### [What is expected]
Will you give every entry again exactly as it stands?

### [Source material]
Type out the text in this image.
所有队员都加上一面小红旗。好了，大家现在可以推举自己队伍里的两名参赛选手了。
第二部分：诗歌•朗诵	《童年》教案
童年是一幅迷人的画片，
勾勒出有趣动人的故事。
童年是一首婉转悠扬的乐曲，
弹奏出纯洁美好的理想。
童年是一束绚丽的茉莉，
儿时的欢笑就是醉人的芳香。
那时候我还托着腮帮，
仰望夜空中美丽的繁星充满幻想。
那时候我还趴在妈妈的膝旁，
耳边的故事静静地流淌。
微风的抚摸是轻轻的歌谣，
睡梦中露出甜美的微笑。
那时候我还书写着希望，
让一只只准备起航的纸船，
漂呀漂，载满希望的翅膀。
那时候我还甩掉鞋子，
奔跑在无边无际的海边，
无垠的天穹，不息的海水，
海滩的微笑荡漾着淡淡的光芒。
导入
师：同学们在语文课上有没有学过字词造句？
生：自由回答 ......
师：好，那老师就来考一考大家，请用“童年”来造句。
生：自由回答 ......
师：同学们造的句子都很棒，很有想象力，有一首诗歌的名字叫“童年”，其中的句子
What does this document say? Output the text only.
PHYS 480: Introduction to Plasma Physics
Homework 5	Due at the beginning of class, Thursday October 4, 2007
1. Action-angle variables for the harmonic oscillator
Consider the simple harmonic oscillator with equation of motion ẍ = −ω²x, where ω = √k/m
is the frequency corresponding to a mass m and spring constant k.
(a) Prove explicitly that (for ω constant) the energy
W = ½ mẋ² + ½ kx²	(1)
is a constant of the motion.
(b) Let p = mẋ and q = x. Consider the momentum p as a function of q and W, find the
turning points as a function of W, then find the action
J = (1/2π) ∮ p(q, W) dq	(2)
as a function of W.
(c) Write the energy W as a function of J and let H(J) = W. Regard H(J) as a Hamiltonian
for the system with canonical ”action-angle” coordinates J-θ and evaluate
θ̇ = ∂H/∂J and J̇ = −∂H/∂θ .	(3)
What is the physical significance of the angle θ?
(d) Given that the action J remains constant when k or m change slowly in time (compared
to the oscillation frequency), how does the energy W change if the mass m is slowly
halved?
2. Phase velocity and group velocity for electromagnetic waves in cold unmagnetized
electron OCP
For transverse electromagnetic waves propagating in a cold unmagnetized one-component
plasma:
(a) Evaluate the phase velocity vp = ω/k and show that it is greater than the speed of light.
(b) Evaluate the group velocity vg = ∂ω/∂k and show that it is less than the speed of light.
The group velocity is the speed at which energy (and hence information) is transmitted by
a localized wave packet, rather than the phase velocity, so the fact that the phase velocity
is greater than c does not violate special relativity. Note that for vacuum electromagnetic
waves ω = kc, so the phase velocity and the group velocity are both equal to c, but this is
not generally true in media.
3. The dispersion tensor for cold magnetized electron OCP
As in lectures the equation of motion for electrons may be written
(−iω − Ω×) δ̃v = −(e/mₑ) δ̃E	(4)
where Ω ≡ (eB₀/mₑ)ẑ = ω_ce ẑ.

### [Exercise response]
Type out the text in this image.
所有队员都加上一面小红旗。好了，大家现在可以推举自己队伍里的两名参赛选手了。
第二部分：诗歌•朗诵	《童年》教案
童年是一幅迷人的画片，
勾勒出有趣动人的故事。
童年是一首婉转悠扬的乐曲，
弹奏出纯洁美好的理想。
童年是一束绚丽的茉莉，
儿时的欢笑就是醉人的芳香。
那时候我还托着腮帮，
仰望夜空中美丽的繁星充满幻想。
那时候我还趴在妈妈的膝旁，
耳边的故事静静地流淌。
微风的抚摸是轻轻的歌谣，
睡梦中露出甜美的微笑。
那时候我还书写着希望，
让一只只准备起航的纸船，
漂呀漂，载满希望的翅膀。
那时候我还甩掉鞋子，
奔跑在无边无际的海边，
无垠的天穹，不息的海水，
海滩的微笑荡漾着淡淡的光芒。
导入
师：同学们在语文课上有没有学过字词造句？
生：自由回答 ......
师：好，那老师就来考一考大家，请用“童年”来造句。
生：自由回答 ......
师：同学们造的句子都很棒，很有想象力，有一首诗歌的名字叫“童年”，其中的句子
What does this document say? Output the text only.
PHYS 480: Introduction to Plasma Physics
Homework 5	Due at the beginning of class, Thursday October 4, 2007
1. Action-angle variables for the harmonic oscillator
Consider the simple harmonic oscillator with equation of motion ẍ = −ω²x, where ω = √k/m
is the frequency corresponding to a mass m and spring constant k.
(a) Prove explicitly that (for ω constant) the energy
W = ½ mẋ² + ½ kx²	(1)
is a constant of the motion.
(b) Let p = mẋ and q = x. Consider the momentum p as a function of q and W, find the
turning points as a function of W, then find the action
J = (1/2π) ∮ p(q, W) dq	(2)
as a function of W.
(c) Write the energy W as a function of J and let H(J) = W. Regard H(J) as a Hamiltonian
for the system with canonical ”action-angle” coordinates J-θ and evaluate
θ̇ = ∂H/∂J and J̇ = −∂H/∂θ .	(3)
What is the physical significance of the angle θ?
(d) Given that the action J remains constant when k or m change slowly in time (compared
to the oscillation frequency), how does the energy W change if the mass m is slowly
halved?
2. Phase velocity and group velocity for electromagnetic waves in cold unmagnetized
electron OCP
For transverse electromagnetic waves propagating in a cold unmagnetized one-component
plasma:
(a) Evaluate the phase velocity vp = ω/k and show that it is greater than the speed of light.
(b) Evaluate the group velocity vg = ∂ω/∂k and show that it is less than the speed of light.
The group velocity is the speed at which energy (and hence information) is transmitted by
a localized wave packet, rather than the phase velocity, so the fact that the phase velocity
is greater than c does not violate special relativity. Note that for vacuum electromagnetic
waves ω = kc, so the phase velocity and the group velocity are both equal to c, but this is
not generally true in media.
3. The dispersion tensor for cold magnetized electron OCP
As in lectures the equation of motion for electrons may be written
(−iω − Ω×) δ̃v = −(e/mₑ) δ̃E	(4)
where Ω ≡ (eB₀/mₑ)ẑ = ω_ce ẑ.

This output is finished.